- [PROBLEM] Make an exact copy of the data below, leaving out every picture.

(Dataset items)
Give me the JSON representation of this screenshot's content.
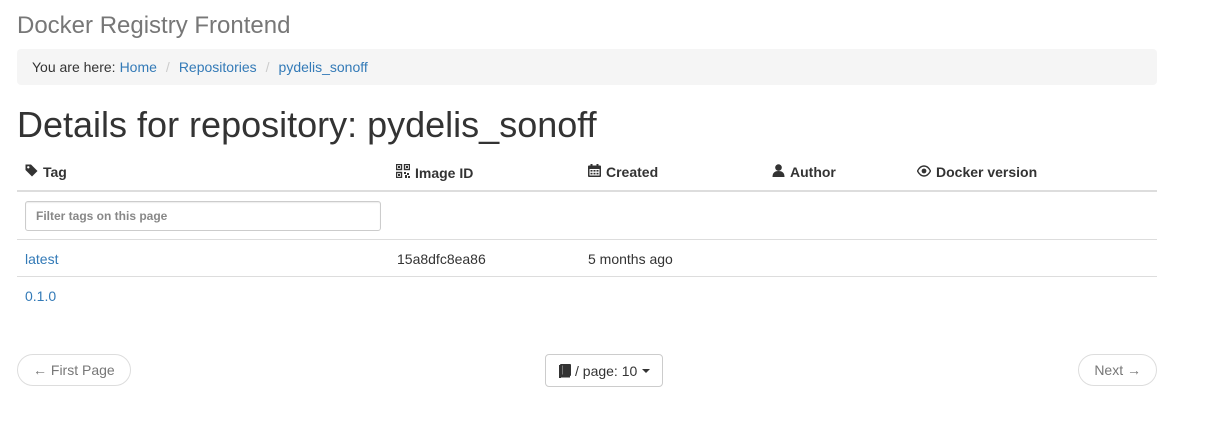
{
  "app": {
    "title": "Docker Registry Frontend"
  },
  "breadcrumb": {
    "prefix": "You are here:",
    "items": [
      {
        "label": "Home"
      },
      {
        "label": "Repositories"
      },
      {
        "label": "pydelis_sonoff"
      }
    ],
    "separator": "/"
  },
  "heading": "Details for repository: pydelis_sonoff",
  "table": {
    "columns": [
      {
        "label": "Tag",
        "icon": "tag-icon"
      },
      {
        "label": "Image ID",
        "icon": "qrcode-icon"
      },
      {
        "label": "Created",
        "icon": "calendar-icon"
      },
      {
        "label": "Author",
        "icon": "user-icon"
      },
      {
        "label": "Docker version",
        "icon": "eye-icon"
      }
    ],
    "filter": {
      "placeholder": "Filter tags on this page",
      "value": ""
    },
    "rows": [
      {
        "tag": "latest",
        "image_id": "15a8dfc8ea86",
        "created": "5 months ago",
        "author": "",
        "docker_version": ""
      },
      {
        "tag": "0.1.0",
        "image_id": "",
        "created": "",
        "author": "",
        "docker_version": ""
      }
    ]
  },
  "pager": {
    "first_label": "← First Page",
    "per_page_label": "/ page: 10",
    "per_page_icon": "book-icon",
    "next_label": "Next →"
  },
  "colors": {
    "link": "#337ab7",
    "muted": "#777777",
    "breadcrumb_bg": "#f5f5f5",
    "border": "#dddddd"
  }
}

- [ANSWER FOR THE TASK]
Give me the JSON representation of this screenshot's content.
{
  "app": {
    "title": "Docker Registry Frontend"
  },
  "breadcrumb": {
    "prefix": "You are here:",
    "items": [
      {
        "label": "Home"
      },
      {
        "label": "Repositories"
      },
      {
        "label": "pydelis_sonoff"
      }
    ],
    "separator": "/"
  },
  "heading": "Details for repository: pydelis_sonoff",
  "table": {
    "columns": [
      {
        "label": "Tag",
        "icon": "tag-icon"
      },
      {
        "label": "Image ID",
        "icon": "qrcode-icon"
      },
      {
        "label": "Created",
        "icon": "calendar-icon"
      },
      {
        "label": "Author",
        "icon": "user-icon"
      },
      {
        "label": "Docker version",
        "icon": "eye-icon"
      }
    ],
    "filter": {
      "placeholder": "Filter tags on this page",
      "value": ""
    },
    "rows": [
      {
        "tag": "latest",
        "image_id": "15a8dfc8ea86",
        "created": "5 months ago",
        "author": "",
        "docker_version": ""
      },
      {
        "tag": "0.1.0",
        "image_id": "",
        "created": "",
        "author": "",
        "docker_version": ""
      }
    ]
  },
  "pager": {
    "first_label": "← First Page",
    "per_page_label": "/ page: 10",
    "per_page_icon": "book-icon",
    "next_label": "Next →"
  },
  "colors": {
    "link": "#337ab7",
    "muted": "#777777",
    "breadcrumb_bg": "#f5f5f5",
    "border": "#dddddd"
  }
}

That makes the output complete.